GIVEN RECORDS ::
——————————

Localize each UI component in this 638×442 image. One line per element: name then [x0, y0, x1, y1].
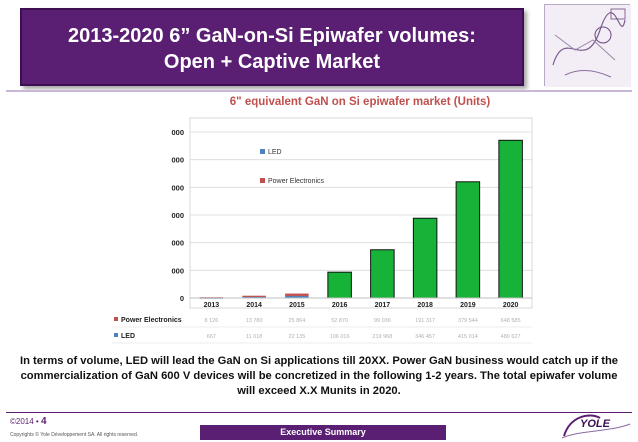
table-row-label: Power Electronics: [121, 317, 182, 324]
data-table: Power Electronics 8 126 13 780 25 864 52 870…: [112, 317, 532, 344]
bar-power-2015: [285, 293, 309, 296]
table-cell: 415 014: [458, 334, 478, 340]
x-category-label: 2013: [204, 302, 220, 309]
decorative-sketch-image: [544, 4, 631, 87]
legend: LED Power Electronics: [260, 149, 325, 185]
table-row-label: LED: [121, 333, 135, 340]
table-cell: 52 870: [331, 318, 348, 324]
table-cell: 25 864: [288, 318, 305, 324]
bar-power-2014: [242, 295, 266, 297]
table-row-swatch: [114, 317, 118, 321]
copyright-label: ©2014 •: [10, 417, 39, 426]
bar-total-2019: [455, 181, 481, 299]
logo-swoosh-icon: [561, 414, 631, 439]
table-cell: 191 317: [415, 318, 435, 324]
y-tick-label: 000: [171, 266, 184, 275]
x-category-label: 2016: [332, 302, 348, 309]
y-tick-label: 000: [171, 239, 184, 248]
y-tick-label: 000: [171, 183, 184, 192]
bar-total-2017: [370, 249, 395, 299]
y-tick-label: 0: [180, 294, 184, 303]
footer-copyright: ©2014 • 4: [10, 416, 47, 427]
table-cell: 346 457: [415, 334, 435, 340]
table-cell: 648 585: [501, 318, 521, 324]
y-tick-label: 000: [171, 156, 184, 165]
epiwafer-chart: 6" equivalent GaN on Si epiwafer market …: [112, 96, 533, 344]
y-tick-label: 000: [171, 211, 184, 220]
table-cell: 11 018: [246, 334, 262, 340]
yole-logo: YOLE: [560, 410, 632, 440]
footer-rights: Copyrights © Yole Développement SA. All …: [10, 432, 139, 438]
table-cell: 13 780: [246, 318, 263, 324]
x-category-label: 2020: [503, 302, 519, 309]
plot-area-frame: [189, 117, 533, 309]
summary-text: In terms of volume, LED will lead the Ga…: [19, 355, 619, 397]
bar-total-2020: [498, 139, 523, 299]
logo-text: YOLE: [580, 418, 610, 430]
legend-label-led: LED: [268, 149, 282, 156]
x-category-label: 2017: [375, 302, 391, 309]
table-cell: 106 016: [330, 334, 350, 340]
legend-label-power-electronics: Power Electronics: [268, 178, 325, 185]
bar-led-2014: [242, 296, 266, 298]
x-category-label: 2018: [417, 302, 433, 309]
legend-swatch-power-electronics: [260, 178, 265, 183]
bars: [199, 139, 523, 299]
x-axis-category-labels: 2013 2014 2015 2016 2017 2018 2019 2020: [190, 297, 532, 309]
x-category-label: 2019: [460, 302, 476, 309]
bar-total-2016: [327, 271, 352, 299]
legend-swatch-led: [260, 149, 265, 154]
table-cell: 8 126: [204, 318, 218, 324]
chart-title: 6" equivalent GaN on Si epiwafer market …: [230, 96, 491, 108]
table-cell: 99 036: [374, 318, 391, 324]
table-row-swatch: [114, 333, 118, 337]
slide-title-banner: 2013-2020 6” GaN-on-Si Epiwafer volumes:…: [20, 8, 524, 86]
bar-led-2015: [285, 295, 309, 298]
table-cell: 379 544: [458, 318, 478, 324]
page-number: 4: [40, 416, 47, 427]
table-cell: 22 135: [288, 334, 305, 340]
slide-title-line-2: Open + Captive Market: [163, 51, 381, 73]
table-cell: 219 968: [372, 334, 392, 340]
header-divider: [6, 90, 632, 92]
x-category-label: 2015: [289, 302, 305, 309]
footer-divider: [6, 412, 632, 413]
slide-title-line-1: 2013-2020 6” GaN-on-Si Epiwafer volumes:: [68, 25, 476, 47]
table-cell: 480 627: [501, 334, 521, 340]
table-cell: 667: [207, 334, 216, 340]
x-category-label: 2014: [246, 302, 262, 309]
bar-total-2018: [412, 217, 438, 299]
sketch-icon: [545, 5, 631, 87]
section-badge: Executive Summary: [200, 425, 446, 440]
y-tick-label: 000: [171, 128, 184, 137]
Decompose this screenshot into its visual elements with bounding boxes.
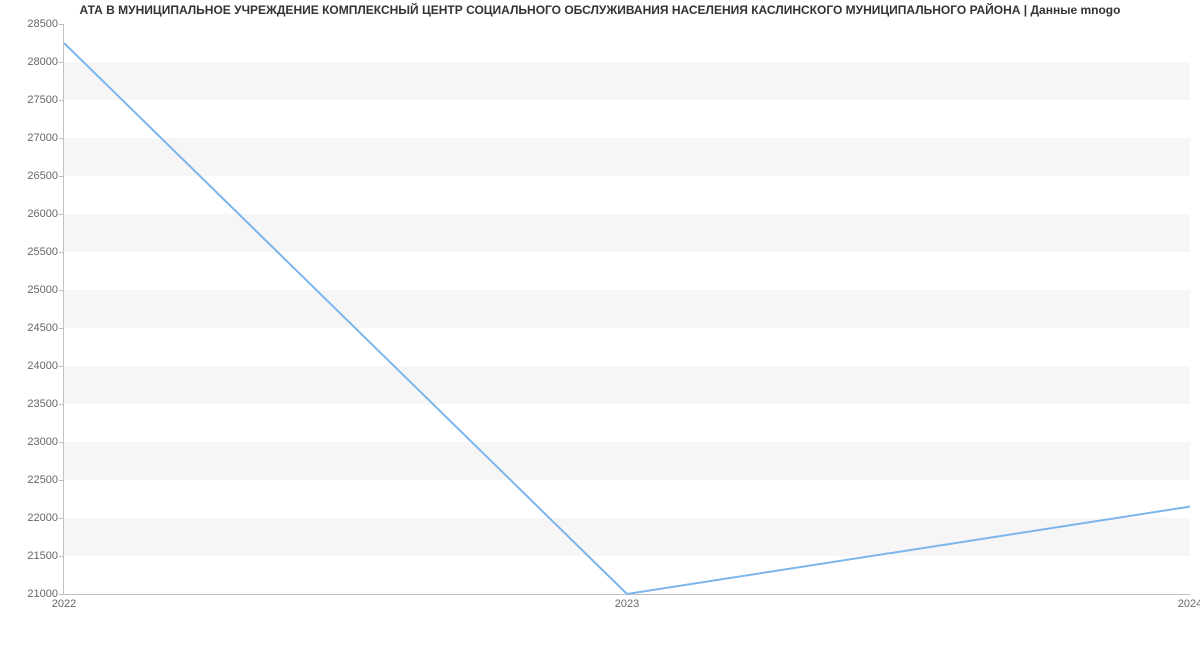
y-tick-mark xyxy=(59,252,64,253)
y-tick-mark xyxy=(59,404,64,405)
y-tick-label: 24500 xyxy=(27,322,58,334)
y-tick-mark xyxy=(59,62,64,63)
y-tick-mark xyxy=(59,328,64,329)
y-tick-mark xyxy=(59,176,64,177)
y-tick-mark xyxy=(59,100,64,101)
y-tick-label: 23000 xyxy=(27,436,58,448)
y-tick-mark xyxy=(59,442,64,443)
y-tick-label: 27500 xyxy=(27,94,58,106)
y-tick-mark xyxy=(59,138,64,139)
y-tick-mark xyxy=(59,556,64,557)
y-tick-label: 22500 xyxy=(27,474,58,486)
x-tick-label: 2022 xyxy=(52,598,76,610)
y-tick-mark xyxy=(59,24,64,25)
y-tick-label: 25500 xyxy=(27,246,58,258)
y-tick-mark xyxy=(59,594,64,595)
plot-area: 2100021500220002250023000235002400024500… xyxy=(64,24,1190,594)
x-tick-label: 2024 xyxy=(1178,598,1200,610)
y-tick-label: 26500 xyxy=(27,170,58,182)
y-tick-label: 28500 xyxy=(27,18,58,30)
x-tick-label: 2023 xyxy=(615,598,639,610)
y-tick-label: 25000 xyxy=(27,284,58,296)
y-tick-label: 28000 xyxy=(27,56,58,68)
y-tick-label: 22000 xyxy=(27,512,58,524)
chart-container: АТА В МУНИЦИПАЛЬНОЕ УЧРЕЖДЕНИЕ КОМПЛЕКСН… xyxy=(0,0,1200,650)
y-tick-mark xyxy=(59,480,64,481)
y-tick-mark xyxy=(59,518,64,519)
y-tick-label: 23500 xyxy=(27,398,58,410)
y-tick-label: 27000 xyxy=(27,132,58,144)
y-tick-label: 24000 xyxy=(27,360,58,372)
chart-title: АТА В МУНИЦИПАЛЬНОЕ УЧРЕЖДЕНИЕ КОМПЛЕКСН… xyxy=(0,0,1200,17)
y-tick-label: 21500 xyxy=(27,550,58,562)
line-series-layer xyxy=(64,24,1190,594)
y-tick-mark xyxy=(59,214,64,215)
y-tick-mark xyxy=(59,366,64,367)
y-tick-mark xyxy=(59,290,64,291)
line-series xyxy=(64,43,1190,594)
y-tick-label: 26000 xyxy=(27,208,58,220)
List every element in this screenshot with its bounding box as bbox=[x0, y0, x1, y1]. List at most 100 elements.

——————————

Update the data above by replacing each "y-tick-label" with "axis-tick-label", and keep everything else the same. Omit the pictures from your answer.

Localize each UI component in this 638×442 image. One line per element: name then [x0, y0, x1, y1].
table-row-label: Power Electronics: [121, 317, 182, 324]
data-table: Power Electronics 8 126 13 780 25 864 52 870…: [112, 317, 532, 344]
bar-power-2015: [285, 293, 309, 296]
table-cell: 415 014: [458, 334, 478, 340]
x-category-label: 2013: [204, 302, 220, 309]
decorative-sketch-image: [544, 4, 631, 87]
legend: LED Power Electronics: [260, 149, 325, 185]
table-row-label: LED: [121, 333, 135, 340]
table-cell: 52 870: [331, 318, 348, 324]
table-cell: 25 864: [288, 318, 305, 324]
bar-power-2014: [242, 295, 266, 297]
table-row-swatch: [114, 317, 118, 321]
copyright-label: ©2014 •: [10, 417, 39, 426]
bar-total-2019: [455, 181, 481, 299]
logo-swoosh-icon: [561, 414, 631, 439]
table-cell: 191 317: [415, 318, 435, 324]
axis-tick-label: 000: [171, 266, 184, 275]
x-category-label: 2016: [332, 302, 348, 309]
axis-tick-label: 000: [171, 239, 184, 248]
axis-tick-label: 000: [171, 183, 184, 192]
bar-total-2017: [370, 249, 395, 299]
axis-tick-label: 0: [180, 294, 184, 303]
footer-copyright: ©2014 • 4: [10, 416, 47, 427]
table-cell: 346 457: [415, 334, 435, 340]
table-cell: 648 585: [501, 318, 521, 324]
axis-tick-label: 000: [171, 156, 184, 165]
epiwafer-chart: 6" equivalent GaN on Si epiwafer market …: [112, 96, 533, 344]
axis-tick-label: 000: [171, 211, 184, 220]
table-cell: 11 018: [246, 334, 262, 340]
yole-logo: YOLE: [560, 410, 632, 440]
footer-rights: Copyrights © Yole Développement SA. All …: [10, 432, 139, 438]
table-cell: 13 780: [246, 318, 263, 324]
x-category-label: 2020: [503, 302, 519, 309]
plot-area-frame: [189, 117, 533, 309]
summary-text: In terms of volume, LED will lead the Ga…: [19, 355, 619, 397]
bar-total-2020: [498, 139, 523, 299]
logo-text: YOLE: [580, 418, 610, 430]
legend-label-led: LED: [268, 149, 282, 156]
x-category-label: 2017: [375, 302, 391, 309]
table-cell: 106 016: [330, 334, 350, 340]
legend-label-power-electronics: Power Electronics: [268, 178, 325, 185]
bar-led-2014: [242, 296, 266, 298]
x-category-label: 2018: [417, 302, 433, 309]
legend-swatch-power-electronics: [260, 178, 265, 183]
bars: [199, 139, 523, 299]
x-axis-category-labels: 2013 2014 2015 2016 2017 2018 2019 2020: [190, 297, 532, 309]
x-category-label: 2019: [460, 302, 476, 309]
bar-total-2016: [327, 271, 352, 299]
legend-swatch-led: [260, 149, 265, 154]
table-cell: 8 126: [204, 318, 218, 324]
chart-title: 6" equivalent GaN on Si epiwafer market …: [230, 96, 491, 108]
table-cell: 99 036: [374, 318, 391, 324]
table-row-swatch: [114, 333, 118, 337]
slide-title-banner: 2013-2020 6” GaN-on-Si Epiwafer volumes:…: [20, 8, 524, 86]
bar-led-2015: [285, 295, 309, 298]
table-cell: 379 544: [458, 318, 478, 324]
page-number: 4: [40, 416, 47, 427]
table-cell: 22 135: [288, 334, 305, 340]
slide-title-line-2: Open + Captive Market: [163, 51, 381, 73]
table-cell: 219 968: [372, 334, 392, 340]
header-divider: [6, 90, 632, 92]
x-category-label: 2015: [289, 302, 305, 309]
footer-divider: [6, 412, 632, 413]
slide-title-line-1: 2013-2020 6” GaN-on-Si Epiwafer volumes:: [68, 25, 476, 47]
table-cell: 480 627: [501, 334, 521, 340]
table-cell: 667: [207, 334, 216, 340]
x-category-label: 2014: [246, 302, 262, 309]
bar-total-2018: [412, 217, 438, 299]
sketch-icon: [545, 5, 631, 87]
section-badge: Executive Summary: [200, 425, 446, 440]
axis-tick-label: 000: [171, 128, 184, 137]
Decompose this screenshot into its visual elements with bounding boxes.
y-tick-mark xyxy=(59,252,64,253)
y-tick-mark xyxy=(59,404,64,405)
axis-tick-label: 24500 xyxy=(27,322,58,334)
y-tick-mark xyxy=(59,62,64,63)
y-tick-mark xyxy=(59,328,64,329)
y-tick-mark xyxy=(59,176,64,177)
y-tick-mark xyxy=(59,100,64,101)
axis-tick-label: 23000 xyxy=(27,436,58,448)
y-tick-mark xyxy=(59,442,64,443)
axis-tick-label: 27500 xyxy=(27,94,58,106)
y-tick-mark xyxy=(59,138,64,139)
y-tick-mark xyxy=(59,556,64,557)
axis-tick-label: 22500 xyxy=(27,474,58,486)
x-tick-label: 2022 xyxy=(52,598,76,610)
y-tick-mark xyxy=(59,24,64,25)
axis-tick-label: 25500 xyxy=(27,246,58,258)
y-tick-mark xyxy=(59,594,64,595)
plot-area: 2100021500220002250023000235002400024500… xyxy=(64,24,1190,594)
x-tick-label: 2024 xyxy=(1178,598,1200,610)
axis-tick-label: 26500 xyxy=(27,170,58,182)
axis-tick-label: 28500 xyxy=(27,18,58,30)
x-tick-label: 2023 xyxy=(615,598,639,610)
axis-tick-label: 25000 xyxy=(27,284,58,296)
axis-tick-label: 28000 xyxy=(27,56,58,68)
axis-tick-label: 22000 xyxy=(27,512,58,524)
chart-container: АТА В МУНИЦИПАЛЬНОЕ УЧРЕЖДЕНИЕ КОМПЛЕКСН… xyxy=(0,0,1200,650)
y-tick-mark xyxy=(59,480,64,481)
y-tick-mark xyxy=(59,518,64,519)
axis-tick-label: 23500 xyxy=(27,398,58,410)
axis-tick-label: 27000 xyxy=(27,132,58,144)
axis-tick-label: 24000 xyxy=(27,360,58,372)
chart-title: АТА В МУНИЦИПАЛЬНОЕ УЧРЕЖДЕНИЕ КОМПЛЕКСН… xyxy=(0,0,1200,17)
axis-tick-label: 21500 xyxy=(27,550,58,562)
line-series-layer xyxy=(64,24,1190,594)
y-tick-mark xyxy=(59,214,64,215)
y-tick-mark xyxy=(59,366,64,367)
y-tick-mark xyxy=(59,290,64,291)
line-series xyxy=(64,43,1190,594)
axis-tick-label: 26000 xyxy=(27,208,58,220)
List every element in this screenshot with its bounding box as bbox=[x0, y0, x1, y1]. List at most 100 elements.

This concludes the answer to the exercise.